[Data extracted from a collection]
┌──

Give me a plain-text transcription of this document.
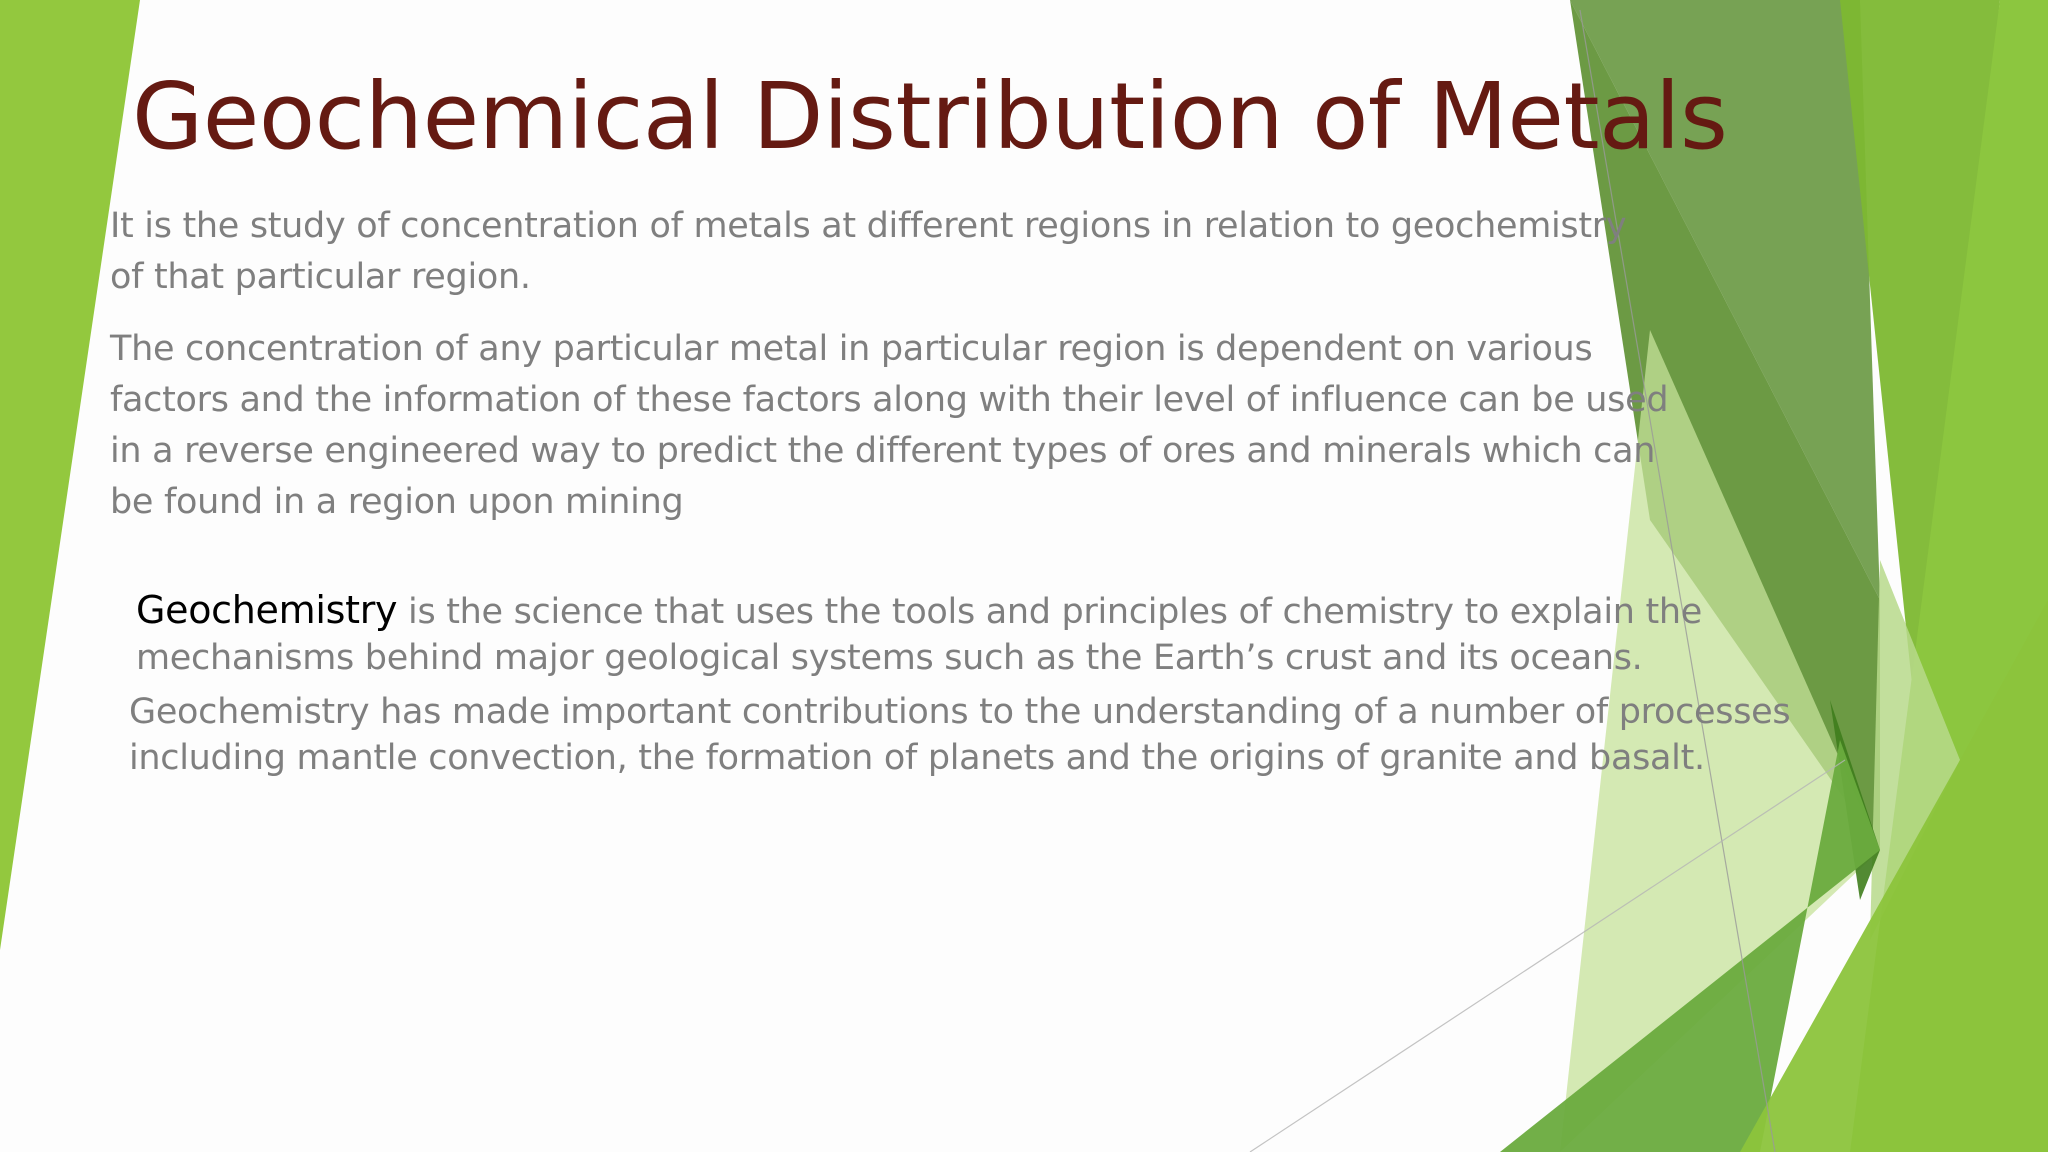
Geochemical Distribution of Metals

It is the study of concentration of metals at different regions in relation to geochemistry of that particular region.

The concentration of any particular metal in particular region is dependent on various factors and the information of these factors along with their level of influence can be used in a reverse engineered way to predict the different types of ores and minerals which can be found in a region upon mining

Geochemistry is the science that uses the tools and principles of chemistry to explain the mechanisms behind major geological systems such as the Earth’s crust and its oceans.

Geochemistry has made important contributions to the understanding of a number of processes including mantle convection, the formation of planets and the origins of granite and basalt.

└──

• What to work on: Transcribe the full listing above exactly as it stands, minus the pictures.

• Solution to the problem:
Give me a plain-text transcription of this document.
Geochemical Distribution of Metals

It is the study of concentration of metals at different regions in relation to geochemistry of that particular region.

The concentration of any particular metal in particular region is dependent on various factors and the information of these factors along with their level of influence can be used in a reverse engineered way to predict the different types of ores and minerals which can be found in a region upon mining

Geochemistry is the science that uses the tools and principles of chemistry to explain the mechanisms behind major geological systems such as the Earth’s crust and its oceans.

Geochemistry has made important contributions to the understanding of a number of processes including mantle convection, the formation of planets and the origins of granite and basalt.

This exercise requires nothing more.